Direction » Copy out every line that contains "true".

Records from a collection »
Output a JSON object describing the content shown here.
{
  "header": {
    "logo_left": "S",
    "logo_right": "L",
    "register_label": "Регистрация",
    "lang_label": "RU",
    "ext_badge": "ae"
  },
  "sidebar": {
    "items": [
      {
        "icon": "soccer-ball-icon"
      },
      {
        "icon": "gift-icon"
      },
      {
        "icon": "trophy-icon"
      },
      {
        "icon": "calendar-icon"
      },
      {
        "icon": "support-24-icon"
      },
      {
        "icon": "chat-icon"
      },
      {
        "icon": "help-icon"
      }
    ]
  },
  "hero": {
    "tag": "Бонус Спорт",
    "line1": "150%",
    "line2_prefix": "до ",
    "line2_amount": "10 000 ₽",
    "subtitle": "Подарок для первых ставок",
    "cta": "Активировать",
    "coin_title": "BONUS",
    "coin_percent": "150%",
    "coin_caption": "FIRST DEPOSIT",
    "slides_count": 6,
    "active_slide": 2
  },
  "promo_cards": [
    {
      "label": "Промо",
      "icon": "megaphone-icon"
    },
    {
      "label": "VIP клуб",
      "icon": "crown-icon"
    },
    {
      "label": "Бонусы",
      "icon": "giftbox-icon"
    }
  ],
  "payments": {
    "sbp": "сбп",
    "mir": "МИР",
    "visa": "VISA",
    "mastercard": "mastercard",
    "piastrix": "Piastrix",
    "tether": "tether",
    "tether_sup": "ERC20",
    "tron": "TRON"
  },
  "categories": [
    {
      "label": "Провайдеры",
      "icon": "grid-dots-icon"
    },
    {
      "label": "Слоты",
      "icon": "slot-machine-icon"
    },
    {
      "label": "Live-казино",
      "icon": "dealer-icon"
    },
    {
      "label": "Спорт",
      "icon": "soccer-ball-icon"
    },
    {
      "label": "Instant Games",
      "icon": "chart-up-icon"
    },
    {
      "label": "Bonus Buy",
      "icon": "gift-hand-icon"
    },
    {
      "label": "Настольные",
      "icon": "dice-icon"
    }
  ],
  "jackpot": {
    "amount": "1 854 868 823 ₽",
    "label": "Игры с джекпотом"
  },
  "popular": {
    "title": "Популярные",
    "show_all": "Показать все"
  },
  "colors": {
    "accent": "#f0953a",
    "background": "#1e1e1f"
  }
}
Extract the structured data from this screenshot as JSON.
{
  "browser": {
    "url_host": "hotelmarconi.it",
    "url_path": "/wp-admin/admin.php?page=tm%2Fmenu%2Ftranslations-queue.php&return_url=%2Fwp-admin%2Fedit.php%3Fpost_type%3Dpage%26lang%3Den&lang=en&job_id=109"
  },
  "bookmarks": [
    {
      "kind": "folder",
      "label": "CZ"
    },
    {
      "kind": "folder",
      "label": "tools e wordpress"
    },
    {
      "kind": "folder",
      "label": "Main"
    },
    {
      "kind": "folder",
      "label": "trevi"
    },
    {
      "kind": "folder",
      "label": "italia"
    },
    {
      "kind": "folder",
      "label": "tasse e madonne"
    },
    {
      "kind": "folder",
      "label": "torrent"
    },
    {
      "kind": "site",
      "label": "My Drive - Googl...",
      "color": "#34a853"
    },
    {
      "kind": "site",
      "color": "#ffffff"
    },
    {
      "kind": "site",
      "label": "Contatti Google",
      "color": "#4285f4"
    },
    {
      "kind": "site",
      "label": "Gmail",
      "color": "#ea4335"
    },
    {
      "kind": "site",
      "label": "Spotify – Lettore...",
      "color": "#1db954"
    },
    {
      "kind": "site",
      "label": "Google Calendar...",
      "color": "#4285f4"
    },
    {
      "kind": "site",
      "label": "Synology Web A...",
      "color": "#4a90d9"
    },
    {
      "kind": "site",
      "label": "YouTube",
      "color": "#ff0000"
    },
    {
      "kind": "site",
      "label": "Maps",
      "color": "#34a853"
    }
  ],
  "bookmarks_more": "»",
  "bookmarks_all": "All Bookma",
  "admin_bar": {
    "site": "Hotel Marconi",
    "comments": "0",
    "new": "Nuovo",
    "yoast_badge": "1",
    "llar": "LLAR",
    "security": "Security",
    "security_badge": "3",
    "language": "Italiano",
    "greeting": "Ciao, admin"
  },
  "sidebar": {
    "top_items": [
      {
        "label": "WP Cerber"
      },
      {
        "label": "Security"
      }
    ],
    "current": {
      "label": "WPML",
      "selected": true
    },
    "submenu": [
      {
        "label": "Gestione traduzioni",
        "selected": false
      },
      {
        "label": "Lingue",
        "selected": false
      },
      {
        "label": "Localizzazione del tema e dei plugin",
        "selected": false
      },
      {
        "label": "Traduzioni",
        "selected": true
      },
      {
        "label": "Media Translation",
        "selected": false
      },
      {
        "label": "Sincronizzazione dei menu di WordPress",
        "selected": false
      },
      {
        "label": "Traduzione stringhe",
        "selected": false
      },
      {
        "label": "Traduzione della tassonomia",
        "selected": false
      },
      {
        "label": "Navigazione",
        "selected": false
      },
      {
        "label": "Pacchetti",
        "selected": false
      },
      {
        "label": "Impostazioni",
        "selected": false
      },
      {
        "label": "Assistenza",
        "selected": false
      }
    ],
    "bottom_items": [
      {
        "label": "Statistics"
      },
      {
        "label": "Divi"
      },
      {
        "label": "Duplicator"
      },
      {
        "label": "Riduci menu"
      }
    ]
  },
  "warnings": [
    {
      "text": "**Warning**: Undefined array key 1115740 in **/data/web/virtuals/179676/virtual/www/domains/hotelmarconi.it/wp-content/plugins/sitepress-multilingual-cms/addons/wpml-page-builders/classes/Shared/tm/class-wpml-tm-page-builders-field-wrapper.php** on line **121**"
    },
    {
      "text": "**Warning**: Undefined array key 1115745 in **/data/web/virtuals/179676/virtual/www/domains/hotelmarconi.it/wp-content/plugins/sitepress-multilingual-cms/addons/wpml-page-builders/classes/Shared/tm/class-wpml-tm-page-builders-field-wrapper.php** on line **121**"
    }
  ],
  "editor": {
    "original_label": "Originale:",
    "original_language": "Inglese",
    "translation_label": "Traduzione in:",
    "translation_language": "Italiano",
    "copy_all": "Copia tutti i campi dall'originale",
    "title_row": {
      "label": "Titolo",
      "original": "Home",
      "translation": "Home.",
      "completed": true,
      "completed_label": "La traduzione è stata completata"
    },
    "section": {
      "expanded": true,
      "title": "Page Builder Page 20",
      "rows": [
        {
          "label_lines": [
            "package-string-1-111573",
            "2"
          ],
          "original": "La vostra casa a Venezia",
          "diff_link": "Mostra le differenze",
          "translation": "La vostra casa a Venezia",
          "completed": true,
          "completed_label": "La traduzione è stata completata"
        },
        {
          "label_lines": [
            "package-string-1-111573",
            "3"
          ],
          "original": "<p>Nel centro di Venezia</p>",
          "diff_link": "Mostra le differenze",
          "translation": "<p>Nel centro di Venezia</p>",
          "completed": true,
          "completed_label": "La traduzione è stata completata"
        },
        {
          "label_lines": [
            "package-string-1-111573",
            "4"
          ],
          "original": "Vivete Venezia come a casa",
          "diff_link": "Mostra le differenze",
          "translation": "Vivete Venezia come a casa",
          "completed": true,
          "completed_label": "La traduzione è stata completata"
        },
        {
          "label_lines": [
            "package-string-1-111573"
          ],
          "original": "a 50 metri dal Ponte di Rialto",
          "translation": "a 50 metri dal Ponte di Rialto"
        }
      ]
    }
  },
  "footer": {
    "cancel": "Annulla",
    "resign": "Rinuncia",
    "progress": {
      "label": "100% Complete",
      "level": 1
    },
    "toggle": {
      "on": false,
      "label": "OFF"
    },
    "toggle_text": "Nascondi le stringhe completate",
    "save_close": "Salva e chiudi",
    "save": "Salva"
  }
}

Finished answer »
      "selected": true
        "selected": true
      "completed": true,
      "expanded": true,
          "completed": true,
          "completed": true,
          "completed": true,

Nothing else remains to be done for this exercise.